== What you will do ==
Each entry that follows must be output without any deviation.
---------- Task inputs ----------
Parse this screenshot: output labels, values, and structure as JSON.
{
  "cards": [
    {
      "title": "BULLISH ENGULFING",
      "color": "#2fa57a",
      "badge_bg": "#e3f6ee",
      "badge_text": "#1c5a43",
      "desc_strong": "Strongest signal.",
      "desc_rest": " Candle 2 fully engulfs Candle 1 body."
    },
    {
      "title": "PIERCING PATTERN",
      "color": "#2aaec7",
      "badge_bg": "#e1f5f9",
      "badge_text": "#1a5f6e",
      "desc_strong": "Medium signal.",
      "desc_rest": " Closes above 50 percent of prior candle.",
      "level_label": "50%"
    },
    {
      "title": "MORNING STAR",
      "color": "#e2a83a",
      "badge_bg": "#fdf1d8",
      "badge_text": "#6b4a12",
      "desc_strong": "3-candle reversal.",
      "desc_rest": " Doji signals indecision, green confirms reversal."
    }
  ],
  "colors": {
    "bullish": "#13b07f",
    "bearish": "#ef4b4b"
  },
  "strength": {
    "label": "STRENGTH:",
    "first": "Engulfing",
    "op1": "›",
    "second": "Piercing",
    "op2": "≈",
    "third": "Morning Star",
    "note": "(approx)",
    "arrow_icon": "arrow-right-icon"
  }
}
----------
== Answer to the exercise ==
Parse this screenshot: output labels, values, and structure as JSON.
{
  "cards": [
    {
      "title": "BULLISH ENGULFING",
      "color": "#2fa57a",
      "badge_bg": "#e3f6ee",
      "badge_text": "#1c5a43",
      "desc_strong": "Strongest signal.",
      "desc_rest": " Candle 2 fully engulfs Candle 1 body."
    },
    {
      "title": "PIERCING PATTERN",
      "color": "#2aaec7",
      "badge_bg": "#e1f5f9",
      "badge_text": "#1a5f6e",
      "desc_strong": "Medium signal.",
      "desc_rest": " Closes above 50 percent of prior candle.",
      "level_label": "50%"
    },
    {
      "title": "MORNING STAR",
      "color": "#e2a83a",
      "badge_bg": "#fdf1d8",
      "badge_text": "#6b4a12",
      "desc_strong": "3-candle reversal.",
      "desc_rest": " Doji signals indecision, green confirms reversal."
    }
  ],
  "colors": {
    "bullish": "#13b07f",
    "bearish": "#ef4b4b"
  },
  "strength": {
    "label": "STRENGTH:",
    "first": "Engulfing",
    "op1": "›",
    "second": "Piercing",
    "op2": "≈",
    "third": "Morning Star",
    "note": "(approx)",
    "arrow_icon": "arrow-right-icon"
  }
}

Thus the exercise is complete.